REQUIREMENTS: Reproduce the listing exactly, with no pictures in your copy.

STORED RECORDS:

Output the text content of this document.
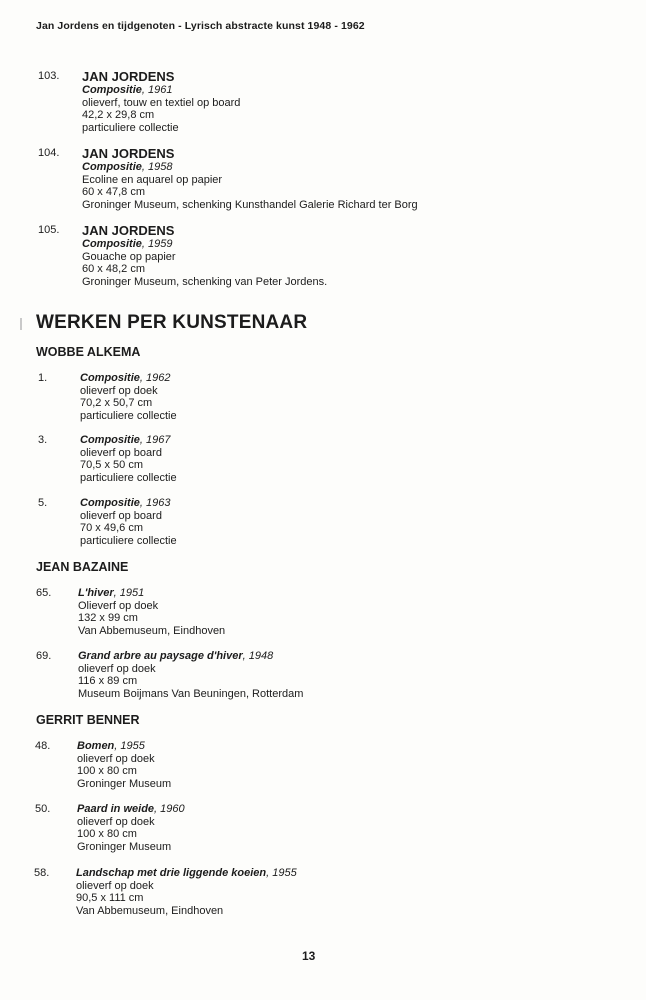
Jan Jordens en tijdgenoten - Lyrisch abstracte kunst 1948 - 1962
103. JAN JORDENS
Compositie, 1961
olieverf, touw en textiel op board
42,2 x 29,8 cm
particuliere collectie
104. JAN JORDENS
Compositie, 1958
Ecoline en aquarel op papier
60 x 47,8 cm
Groninger Museum, schenking Kunsthandel Galerie Richard ter Borg
105. JAN JORDENS
Compositie, 1959
Gouache op papier
60 x 48,2 cm
Groninger Museum, schenking van Peter Jordens.
WERKEN PER KUNSTENAAR
WOBBE ALKEMA
1.	Compositie, 1962
olieverf op doek
70,2 x 50,7 cm
particuliere collectie
3.	Compositie, 1967
olieverf op board
70,5 x 50 cm
particuliere collectie
5.	Compositie, 1963
olieverf op board
70 x 49,6 cm
particuliere collectie
JEAN BAZAINE
65. L'hiver, 1951
Olieverf op doek
132 x 99 cm
Van Abbemuseum, Eindhoven
69. Grand arbre au paysage d'hiver, 1948
olieverf op doek
116 x 89 cm
Museum Boijmans Van Beuningen, Rotterdam
GERRIT BENNER
48. Bomen, 1955
olieverf op doek
100 x 80 cm
Groninger Museum
50. Paard in weide, 1960
olieverf op doek
100 x 80 cm
Groninger Museum
58. Landschap met drie liggende koeien, 1955
olieverf op doek
90,5 x 111 cm
Van Abbemuseum, Eindhoven
13
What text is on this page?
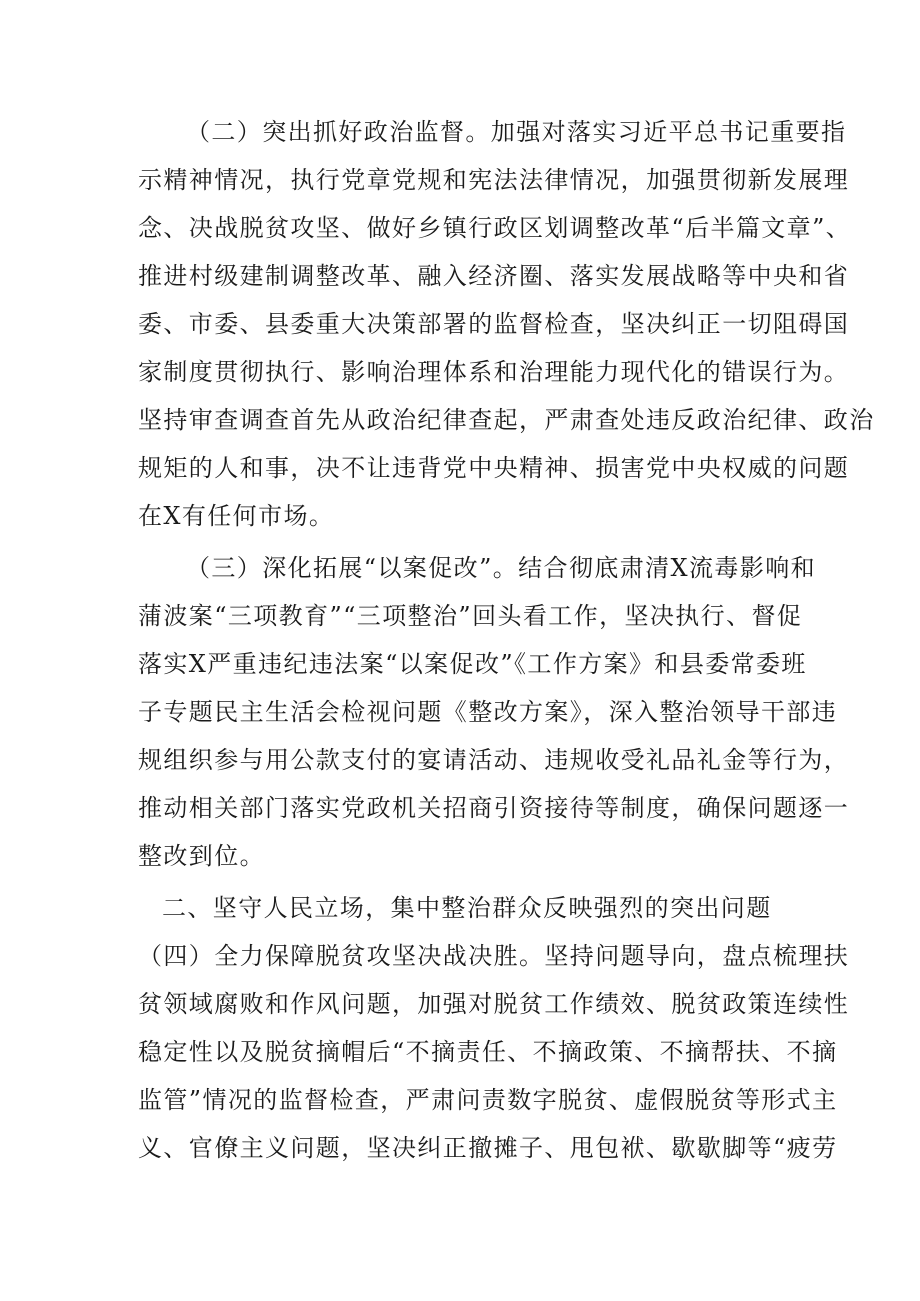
（二）突出抓好政治监督。加强对落实习近平总书记重要指

示精神情况，执行党章党规和宪法法律情况，加强贯彻新发展理

念、决战脱贫攻坚、做好乡镇行政区划调整改革“后半篇文章”、

推进村级建制调整改革、融入经济圈、落实发展战略等中央和省

委、市委、县委重大决策部署的监督检查，坚决纠正一切阻碍国

家制度贯彻执行、影响治理体系和治理能力现代化的错误行为。

坚持审查调查首先从政治纪律查起，严肃查处违反政治纪律、政治

规矩的人和事，决不让违背党中央精神、损害党中央权威的问题

在X有任何市场。

（三）深化拓展“以案促改”。结合彻底肃清X流毒影响和

蒲波案“三项教育”“三项整治”回头看工作，坚决执行、督促

落实X严重违纪违法案“以案促改”《工作方案》和县委常委班

子专题民主生活会检视问题《整改方案》，深入整治领导干部违

规组织参与用公款支付的宴请活动、违规收受礼品礼金等行为，

推动相关部门落实党政机关招商引资接待等制度，确保问题逐一

整改到位。

二、坚守人民立场，集中整治群众反映强烈的突出问题

（四）全力保障脱贫攻坚决战决胜。坚持问题导向，盘点梳理扶

贫领域腐败和作风问题，加强对脱贫工作绩效、脱贫政策连续性

稳定性以及脱贫摘帽后“不摘责任、不摘政策、不摘帮扶、不摘

监管”情况的监督检查，严肃问责数字脱贫、虚假脱贫等形式主

义、官僚主义问题，坚决纠正撤摊子、甩包袱、歇歇脚等“疲劳
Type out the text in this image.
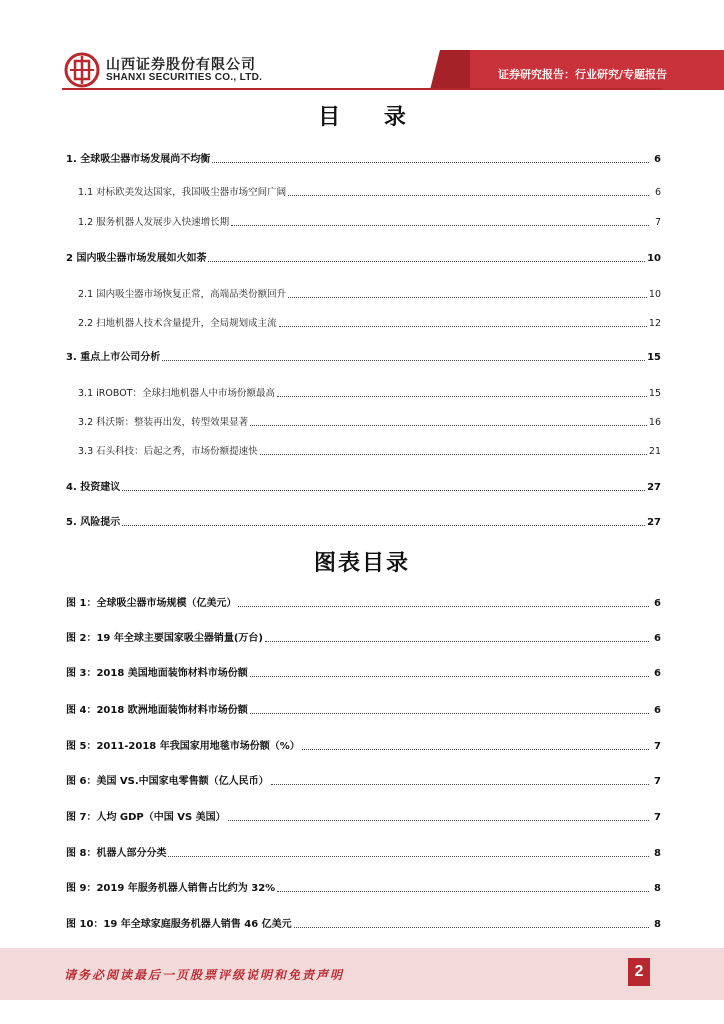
山西证券股份有限公司
SHANXI SECURITIES CO., LTD.	证券研究报告：行业研究/专题报告
目 录
1. 全球吸尘器市场发展尚不均衡	6
1.1 对标欧美发达国家，我国吸尘器市场空间广阔	6
1.2 服务机器人发展步入快速增长期	7
2 国内吸尘器市场发展如火如荼	10
2.1 国内吸尘器市场恢复正常，高端品类份额回升	10
2.2 扫地机器人技术含量提升，全局规划成主流	12
3. 重点上市公司分析	15
3.1 iROBOT：全球扫地机器人中市场份额最高	15
3.2 科沃斯：整装再出发，转型效果显著	16
3.3 石头科技：后起之秀，市场份额提速快	21
4. 投资建议	27
5. 风险提示	27
图表目录
图 1：全球吸尘器市场规模（亿美元）	6
图 2：19 年全球主要国家吸尘器销量(万台)	6
图 3：2018 美国地面装饰材料市场份额	6
图 4：2018 欧洲地面装饰材料市场份额	6
图 5：2011-2018 年我国家用地毯市场份额（%）	7
图 6：美国 VS.中国家电零售额（亿人民币）	7
图 7：人均 GDP（中国 VS 美国）	7
图 8：机器人部分分类	8
图 9：2019 年服务机器人销售占比约为 32%	8
图 10：19 年全球家庭服务机器人销售 46 亿美元	8
请务必阅读最后一页股票评级说明和免责声明	2
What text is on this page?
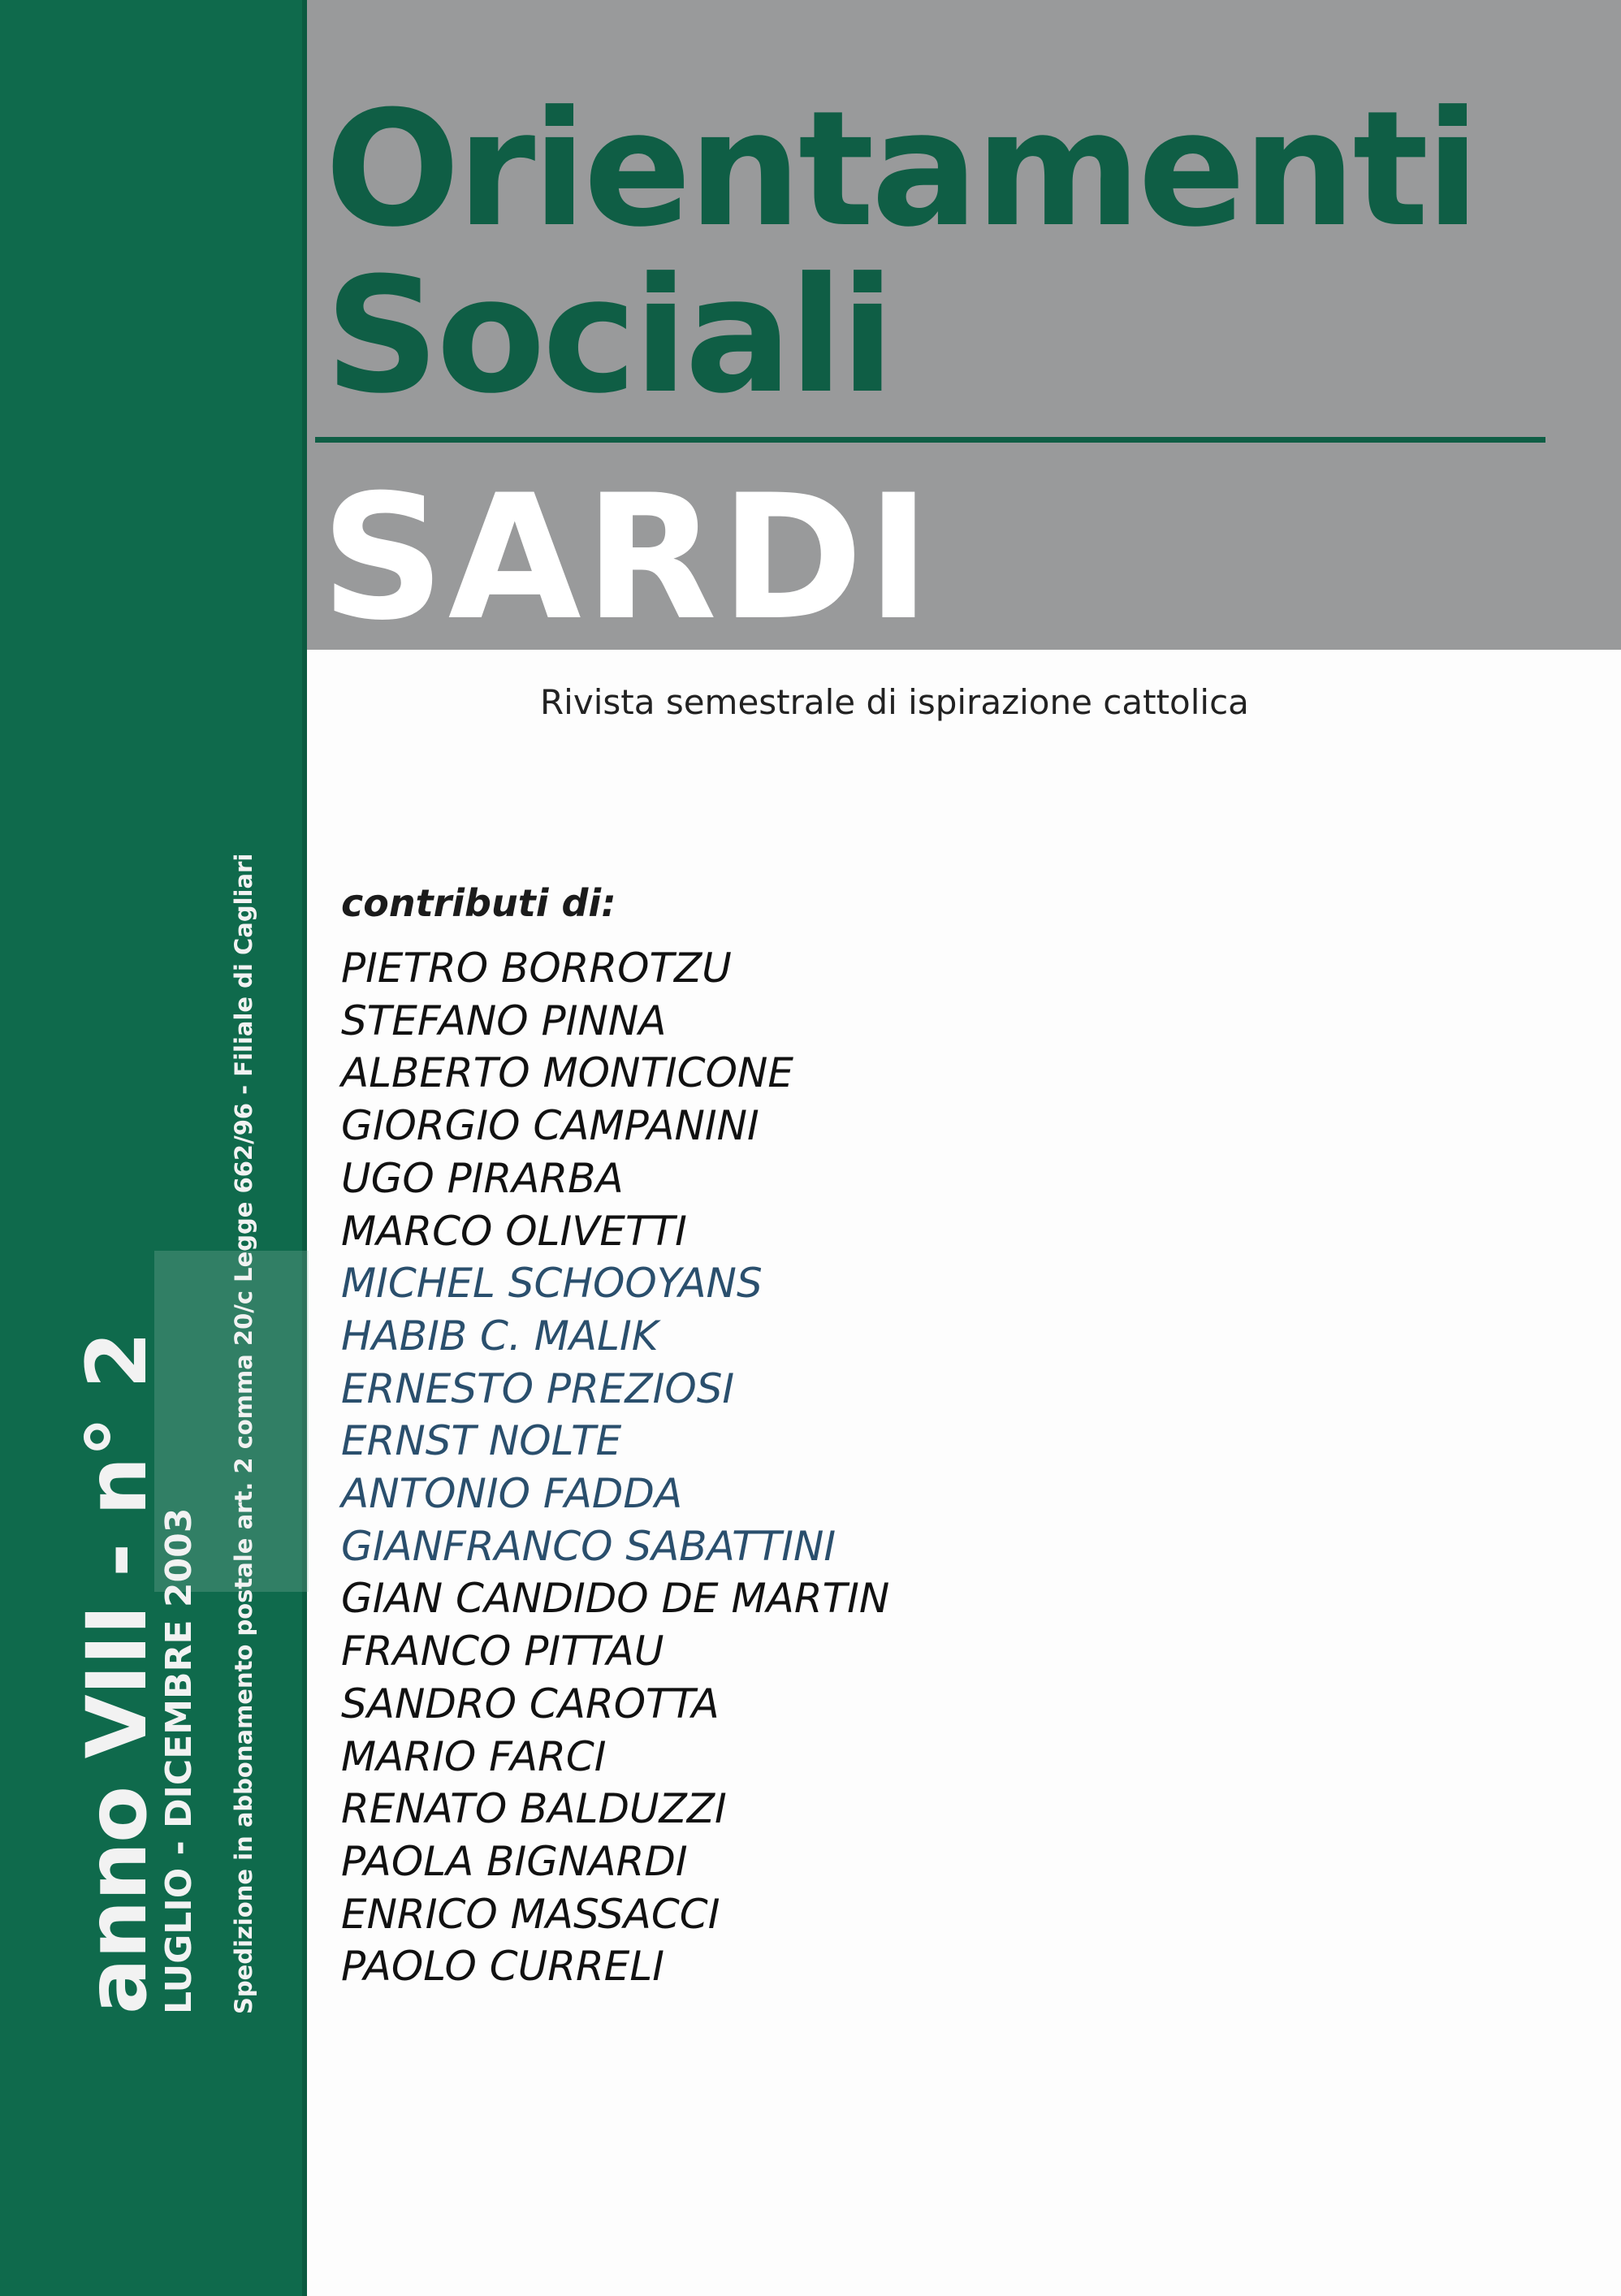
anno VIII - n° 2
LUGLIO - DICEMBRE 2003 Spedizione in abbonamento postale art. 2 comma 20/c Legge 662/96 - Filiale di Cagliari
Orientamenti
Sociali
SARDI
Rivista semestrale di ispirazione cattolica
contributi di:
PIETRO BORROTZU
STEFANO PINNA
ALBERTO MONTICONE
GIORGIO CAMPANINI
UGO PIRARBA
MARCO OLIVETTI
MICHEL SCHOOYANS
HABIB C. MALIK
ERNESTO PREZIOSI
ERNST NOLTE
ANTONIO FADDA
GIANFRANCO SABATTINI
GIAN CANDIDO DE MARTIN
FRANCO PITTAU
SANDRO CAROTTA
MARIO FARCI
RENATO BALDUZZI
PAOLA BIGNARDI
ENRICO MASSACCI
PAOLO CURRELI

OUTPUT:
Output the text content of this document.
Jan Jordens en tijdgenoten - Lyrisch abstracte kunst 1948 - 1962
103. JAN JORDENS
Compositie, 1961
olieverf, touw en textiel op board
42,2 x 29,8 cm
particuliere collectie
104. JAN JORDENS
Compositie, 1958
Ecoline en aquarel op papier
60 x 47,8 cm
Groninger Museum, schenking Kunsthandel Galerie Richard ter Borg
105. JAN JORDENS
Compositie, 1959
Gouache op papier
60 x 48,2 cm
Groninger Museum, schenking van Peter Jordens.
WERKEN PER KUNSTENAAR
WOBBE ALKEMA
1.	Compositie, 1962
olieverf op doek
70,2 x 50,7 cm
particuliere collectie
3.	Compositie, 1967
olieverf op board
70,5 x 50 cm
particuliere collectie
5.	Compositie, 1963
olieverf op board
70 x 49,6 cm
particuliere collectie
JEAN BAZAINE
65. L'hiver, 1951
Olieverf op doek
132 x 99 cm
Van Abbemuseum, Eindhoven
69. Grand arbre au paysage d'hiver, 1948
olieverf op doek
116 x 89 cm
Museum Boijmans Van Beuningen, Rotterdam
GERRIT BENNER
48. Bomen, 1955
olieverf op doek
100 x 80 cm
Groninger Museum
50. Paard in weide, 1960
olieverf op doek
100 x 80 cm
Groninger Museum
58. Landschap met drie liggende koeien, 1955
olieverf op doek
90,5 x 111 cm
Van Abbemuseum, Eindhoven
13
What text is on this page?
（二）突出抓好政治监督。加强对落实习近平总书记重要指

示精神情况，执行党章党规和宪法法律情况，加强贯彻新发展理

念、决战脱贫攻坚、做好乡镇行政区划调整改革“后半篇文章”、

推进村级建制调整改革、融入经济圈、落实发展战略等中央和省

委、市委、县委重大决策部署的监督检查，坚决纠正一切阻碍国

家制度贯彻执行、影响治理体系和治理能力现代化的错误行为。

坚持审查调查首先从政治纪律查起，严肃查处违反政治纪律、政治

规矩的人和事，决不让违背党中央精神、损害党中央权威的问题

在X有任何市场。

（三）深化拓展“以案促改”。结合彻底肃清X流毒影响和

蒲波案“三项教育”“三项整治”回头看工作，坚决执行、督促

落实X严重违纪违法案“以案促改”《工作方案》和县委常委班

子专题民主生活会检视问题《整改方案》，深入整治领导干部违

规组织参与用公款支付的宴请活动、违规收受礼品礼金等行为，

推动相关部门落实党政机关招商引资接待等制度，确保问题逐一

整改到位。

二、坚守人民立场，集中整治群众反映强烈的突出问题

（四）全力保障脱贫攻坚决战决胜。坚持问题导向，盘点梳理扶

贫领域腐败和作风问题，加强对脱贫工作绩效、脱贫政策连续性

稳定性以及脱贫摘帽后“不摘责任、不摘政策、不摘帮扶、不摘

监管”情况的监督检查，严肃问责数字脱贫、虚假脱贫等形式主

义、官僚主义问题，坚决纠正撤摊子、甩包袱、歇歇脚等“疲劳
Type out the text in this image.
山西证券股份有限公司
SHANXI SECURITIES CO., LTD.	证券研究报告：行业研究/专题报告
目 录
1. 全球吸尘器市场发展尚不均衡	6
1.1 对标欧美发达国家，我国吸尘器市场空间广阔	6
1.2 服务机器人发展步入快速增长期	7
2 国内吸尘器市场发展如火如荼	10
2.1 国内吸尘器市场恢复正常，高端品类份额回升	10
2.2 扫地机器人技术含量提升，全局规划成主流	12
3. 重点上市公司分析	15
3.1 iROBOT：全球扫地机器人中市场份额最高	15
3.2 科沃斯：整装再出发，转型效果显著	16
3.3 石头科技：后起之秀，市场份额提速快	21
4. 投资建议	27
5. 风险提示	27
图表目录
图 1：全球吸尘器市场规模（亿美元）	6
图 2：19 年全球主要国家吸尘器销量(万台)	6
图 3：2018 美国地面装饰材料市场份额	6
图 4：2018 欧洲地面装饰材料市场份额	6
图 5：2011-2018 年我国家用地毯市场份额（%）	7
图 6：美国 VS.中国家电零售额（亿人民币）	7
图 7：人均 GDP（中国 VS 美国）	7
图 8：机器人部分分类	8
图 9：2019 年服务机器人销售占比约为 32%	8
图 10：19 年全球家庭服务机器人销售 46 亿美元	8
请务必阅读最后一页股票评级说明和免责声明	2
What text is on this page?
anno VIII - n° 2
LUGLIO - DICEMBRE 2003 Spedizione in abbonamento postale art. 2 comma 20/c Legge 662/96 - Filiale di Cagliari
Orientamenti
Sociali
SARDI
Rivista semestrale di ispirazione cattolica
contributi di:
PIETRO BORROTZU
STEFANO PINNA
ALBERTO MONTICONE
GIORGIO CAMPANINI
UGO PIRARBA
MARCO OLIVETTI
MICHEL SCHOOYANS
HABIB C. MALIK
ERNESTO PREZIOSI
ERNST NOLTE
ANTONIO FADDA
GIANFRANCO SABATTINI
GIAN CANDIDO DE MARTIN
FRANCO PITTAU
SANDRO CAROTTA
MARIO FARCI
RENATO BALDUZZI
PAOLA BIGNARDI
ENRICO MASSACCI
PAOLO CURRELI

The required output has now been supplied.